Short exercise ::
Can you write out the whole listing exactly?

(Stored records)
· · · · · · ·

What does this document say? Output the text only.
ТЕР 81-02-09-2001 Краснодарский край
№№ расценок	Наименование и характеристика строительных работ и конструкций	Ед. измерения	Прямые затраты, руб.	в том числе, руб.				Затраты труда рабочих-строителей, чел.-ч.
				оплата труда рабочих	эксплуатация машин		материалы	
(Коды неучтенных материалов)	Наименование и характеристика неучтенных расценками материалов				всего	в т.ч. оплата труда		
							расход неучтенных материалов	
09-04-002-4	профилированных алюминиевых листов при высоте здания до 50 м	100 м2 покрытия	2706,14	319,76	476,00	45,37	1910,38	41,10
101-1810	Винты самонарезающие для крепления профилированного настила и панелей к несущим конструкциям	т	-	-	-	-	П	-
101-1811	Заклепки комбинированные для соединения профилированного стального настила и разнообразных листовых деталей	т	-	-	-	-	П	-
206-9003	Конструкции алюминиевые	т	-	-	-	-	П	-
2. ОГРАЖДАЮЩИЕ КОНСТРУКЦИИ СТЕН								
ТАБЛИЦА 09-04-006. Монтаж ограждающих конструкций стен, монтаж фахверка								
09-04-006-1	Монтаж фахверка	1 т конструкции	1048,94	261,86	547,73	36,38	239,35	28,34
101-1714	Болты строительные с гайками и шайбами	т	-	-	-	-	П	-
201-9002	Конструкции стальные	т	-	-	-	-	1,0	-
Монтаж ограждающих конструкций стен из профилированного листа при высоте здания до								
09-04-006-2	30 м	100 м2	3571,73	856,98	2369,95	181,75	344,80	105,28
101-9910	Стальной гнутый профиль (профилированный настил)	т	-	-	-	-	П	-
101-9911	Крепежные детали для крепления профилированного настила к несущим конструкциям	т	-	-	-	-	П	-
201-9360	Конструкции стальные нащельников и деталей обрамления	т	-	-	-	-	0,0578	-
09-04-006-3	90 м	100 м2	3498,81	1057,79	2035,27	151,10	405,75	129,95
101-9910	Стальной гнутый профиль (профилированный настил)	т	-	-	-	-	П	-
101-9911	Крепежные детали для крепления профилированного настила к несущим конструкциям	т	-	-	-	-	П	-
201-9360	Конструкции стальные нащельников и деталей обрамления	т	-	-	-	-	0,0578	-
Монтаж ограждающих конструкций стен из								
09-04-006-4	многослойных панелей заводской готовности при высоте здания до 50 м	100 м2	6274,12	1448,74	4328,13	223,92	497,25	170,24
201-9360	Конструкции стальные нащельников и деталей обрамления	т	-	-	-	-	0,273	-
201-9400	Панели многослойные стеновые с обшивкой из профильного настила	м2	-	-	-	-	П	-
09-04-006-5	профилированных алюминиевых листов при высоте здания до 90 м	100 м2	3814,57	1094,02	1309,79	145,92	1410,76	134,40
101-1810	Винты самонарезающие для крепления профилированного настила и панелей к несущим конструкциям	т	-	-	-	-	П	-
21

· · · · · · ·

Response to this exercise ::
What does this document say? Output the text only.
ТЕР 81-02-09-2001 Краснодарский край
№№ расценок	Наименование и характеристика строительных работ и конструкций	Ед. измерения	Прямые затраты, руб.	в том числе, руб.				Затраты труда рабочих-строителей, чел.-ч.
				оплата труда рабочих	эксплуатация машин		материалы	
(Коды неучтенных материалов)	Наименование и характеристика неучтенных расценками материалов				всего	в т.ч. оплата труда		
							расход неучтенных материалов	
09-04-002-4	профилированных алюминиевых листов при высоте здания до 50 м	100 м2 покрытия	2706,14	319,76	476,00	45,37	1910,38	41,10
101-1810	Винты самонарезающие для крепления профилированного настила и панелей к несущим конструкциям	т	-	-	-	-	П	-
101-1811	Заклепки комбинированные для соединения профилированного стального настила и разнообразных листовых деталей	т	-	-	-	-	П	-
206-9003	Конструкции алюминиевые	т	-	-	-	-	П	-
2. ОГРАЖДАЮЩИЕ КОНСТРУКЦИИ СТЕН								
ТАБЛИЦА 09-04-006. Монтаж ограждающих конструкций стен, монтаж фахверка								
09-04-006-1	Монтаж фахверка	1 т конструкции	1048,94	261,86	547,73	36,38	239,35	28,34
101-1714	Болты строительные с гайками и шайбами	т	-	-	-	-	П	-
201-9002	Конструкции стальные	т	-	-	-	-	1,0	-
Монтаж ограждающих конструкций стен из профилированного листа при высоте здания до								
09-04-006-2	30 м	100 м2	3571,73	856,98	2369,95	181,75	344,80	105,28
101-9910	Стальной гнутый профиль (профилированный настил)	т	-	-	-	-	П	-
101-9911	Крепежные детали для крепления профилированного настила к несущим конструкциям	т	-	-	-	-	П	-
201-9360	Конструкции стальные нащельников и деталей обрамления	т	-	-	-	-	0,0578	-
09-04-006-3	90 м	100 м2	3498,81	1057,79	2035,27	151,10	405,75	129,95
101-9910	Стальной гнутый профиль (профилированный настил)	т	-	-	-	-	П	-
101-9911	Крепежные детали для крепления профилированного настила к несущим конструкциям	т	-	-	-	-	П	-
201-9360	Конструкции стальные нащельников и деталей обрамления	т	-	-	-	-	0,0578	-
Монтаж ограждающих конструкций стен из								
09-04-006-4	многослойных панелей заводской готовности при высоте здания до 50 м	100 м2	6274,12	1448,74	4328,13	223,92	497,25	170,24
201-9360	Конструкции стальные нащельников и деталей обрамления	т	-	-	-	-	0,273	-
201-9400	Панели многослойные стеновые с обшивкой из профильного настила	м2	-	-	-	-	П	-
09-04-006-5	профилированных алюминиевых листов при высоте здания до 90 м	100 м2	3814,57	1094,02	1309,79	145,92	1410,76	134,40
101-1810	Винты самонарезающие для крепления профилированного настила и панелей к несущим конструкциям	т	-	-	-	-	П	-
21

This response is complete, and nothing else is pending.